##GroKo

Redezeitdemokratie

von , 12.12.13

Ich war ziemlich irritiert, dass der Bundestag hier strikt proportional vorgeht: 10 Prozent der Mandate = 10 Prozent der Redezeit. Bei einer Stunde also sechs Minuten. Das führt bei einer 80-Prozent-GroKo zu eher langweiligen Debatten: RednerInnen der Regierung wiederholen und wiederholen sich, für die Opposition bleiben ein paar Gedankenhappen.

Und selbst, wenn es ein oder zwei Minuten dazu gibt – eine solche Verteilung von Redezeiten mag zwar streng mathematisch korrekt sein, erscheint mir aber eher unparlamentarisch, wenn denn im Parlament das Prinzip von Rede und Gegenrede herrschen soll.

Muss das so sein?

(Einträge im Datensatz)
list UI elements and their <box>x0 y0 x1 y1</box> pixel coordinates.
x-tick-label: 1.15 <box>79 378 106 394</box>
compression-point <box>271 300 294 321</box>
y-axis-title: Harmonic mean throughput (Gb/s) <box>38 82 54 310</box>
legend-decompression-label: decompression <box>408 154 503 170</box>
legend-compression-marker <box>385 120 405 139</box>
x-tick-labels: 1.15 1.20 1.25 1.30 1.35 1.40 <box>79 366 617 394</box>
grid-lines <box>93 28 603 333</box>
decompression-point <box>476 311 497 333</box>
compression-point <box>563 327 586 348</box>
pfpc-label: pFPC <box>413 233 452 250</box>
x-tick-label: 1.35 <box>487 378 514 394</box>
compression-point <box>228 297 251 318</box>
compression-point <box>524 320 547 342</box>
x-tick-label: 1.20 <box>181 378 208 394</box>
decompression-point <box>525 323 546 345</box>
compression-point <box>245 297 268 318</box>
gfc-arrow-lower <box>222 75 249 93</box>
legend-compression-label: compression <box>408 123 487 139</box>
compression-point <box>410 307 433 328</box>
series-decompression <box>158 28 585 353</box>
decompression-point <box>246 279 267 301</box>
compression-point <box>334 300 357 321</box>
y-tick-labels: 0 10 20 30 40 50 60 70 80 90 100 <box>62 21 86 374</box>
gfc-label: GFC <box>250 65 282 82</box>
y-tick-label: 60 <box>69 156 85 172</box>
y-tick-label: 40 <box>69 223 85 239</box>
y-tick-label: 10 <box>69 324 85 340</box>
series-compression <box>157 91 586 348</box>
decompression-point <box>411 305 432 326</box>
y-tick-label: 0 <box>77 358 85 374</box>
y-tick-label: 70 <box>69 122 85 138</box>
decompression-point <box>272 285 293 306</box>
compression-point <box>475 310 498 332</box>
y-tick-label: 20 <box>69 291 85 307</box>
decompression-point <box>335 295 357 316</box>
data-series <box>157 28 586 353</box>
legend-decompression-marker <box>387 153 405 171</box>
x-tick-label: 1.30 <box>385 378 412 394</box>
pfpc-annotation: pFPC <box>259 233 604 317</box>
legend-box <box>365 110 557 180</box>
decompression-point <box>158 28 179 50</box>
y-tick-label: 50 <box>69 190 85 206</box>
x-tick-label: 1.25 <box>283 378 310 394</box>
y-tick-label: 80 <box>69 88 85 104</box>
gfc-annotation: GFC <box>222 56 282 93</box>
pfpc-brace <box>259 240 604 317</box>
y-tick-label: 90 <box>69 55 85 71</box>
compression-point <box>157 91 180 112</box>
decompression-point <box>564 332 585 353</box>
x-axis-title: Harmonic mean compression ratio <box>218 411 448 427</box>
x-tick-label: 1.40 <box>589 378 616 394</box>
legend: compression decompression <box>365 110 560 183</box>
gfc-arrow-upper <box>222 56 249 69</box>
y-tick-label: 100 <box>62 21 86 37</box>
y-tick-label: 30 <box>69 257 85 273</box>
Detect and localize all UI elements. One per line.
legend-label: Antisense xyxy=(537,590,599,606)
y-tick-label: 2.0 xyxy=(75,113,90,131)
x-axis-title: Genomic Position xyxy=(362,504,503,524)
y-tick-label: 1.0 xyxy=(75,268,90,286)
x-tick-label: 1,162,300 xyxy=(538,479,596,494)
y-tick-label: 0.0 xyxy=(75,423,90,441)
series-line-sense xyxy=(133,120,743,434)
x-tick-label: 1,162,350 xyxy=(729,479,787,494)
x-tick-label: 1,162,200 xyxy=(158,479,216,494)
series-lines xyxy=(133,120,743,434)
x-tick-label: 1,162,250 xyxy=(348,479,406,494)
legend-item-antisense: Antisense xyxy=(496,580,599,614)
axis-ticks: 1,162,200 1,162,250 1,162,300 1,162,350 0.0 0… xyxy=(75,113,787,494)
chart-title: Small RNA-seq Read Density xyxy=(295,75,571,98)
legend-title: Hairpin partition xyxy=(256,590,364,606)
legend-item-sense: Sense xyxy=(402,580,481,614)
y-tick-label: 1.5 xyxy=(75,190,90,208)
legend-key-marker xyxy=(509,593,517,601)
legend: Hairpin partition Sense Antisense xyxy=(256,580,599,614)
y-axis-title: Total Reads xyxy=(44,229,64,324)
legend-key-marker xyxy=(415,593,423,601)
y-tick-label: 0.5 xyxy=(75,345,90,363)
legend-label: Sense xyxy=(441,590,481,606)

**Deine Aufgaben:**
(1) Erkläre in ein bis drei Sätzen, warum die Verteilung der Redezeit im Text über die Redezeit im Bundestag als eher unparlamentarisch gilt.
(2) Beantworte zum Text über die Redezeit im Bundestag kurz diese Fragen:
(a) Wie viele Minuten Redezeit ergeben 10 Prozent der Mandate bei einer Stunde?
(b) Wie viel Prozent umfasst die GroKo, von der der Text spricht?
(c) Was bleibt nach dem Text für die Opposition?
(3) Setze den Text über die Redezeit im Bundestag nach der Frage „Muss das so sein?“ fort.

**Lösungen:**
(1) Die Verteilung mag streng mathematisch korrekt sein. Sie erscheint aber eher unparlamentarisch, wenn im Parlament das Prinzip von Rede und Gegenrede herrschen soll. Bei einer 80-Prozent-GroKo wiederholen sich die Regierungsredner, und für die Opposition bleiben nur ein paar Gedankenhappen.

(2)
(a) Sechs Minuten.
(b) 80 Prozent.
(c) Ein paar Gedankenhappen.

(3)
Muss es nicht – jedenfalls habe ich im baden-württembergischen Landtag ein ganz anderes System kennengelernt. Üblicherweise hat hier jede Fraktion die gleiche Redezeit – egal, ob es um die winzige FDP oder die größte Fraktion, CDU, geht.

Das ist nicht proportional, aber es führt dazu, dass tatsächlich Argumente ausgetauscht werden. Faktisch haben Regierungsfraktionen und Opposition jeweils die gleiche Redezeit, dazu kommt die Regierung selbst, die mehr oder weniger unbegrenzt reden darf*. Abweichungen gibt es bei einigen zentralen Anträgen – da gilt dann »gestaffelte Redezeit«, d.h. auf z.B. fünf Minuten Basisredezeit kriegt die CDU noch zwei oder drei Minuten dazu, Grüne und SPD noch eine, und die FDP bleibt bei fünf Minuten.

Rhetorisch sind die Debatten im baden-württembergischen Landtag nicht unbedingt und in jedem Fall Glanzlichter. Lebhaft sind sie jedoch meist. Und dazu trägt, glaube ich, auch die hier etablierte Redezeitordnung bei, die statt auf mathematische Korrektheit auf Repräsentation der verschiedenen, in den Landtag gewählten Interessen setzt.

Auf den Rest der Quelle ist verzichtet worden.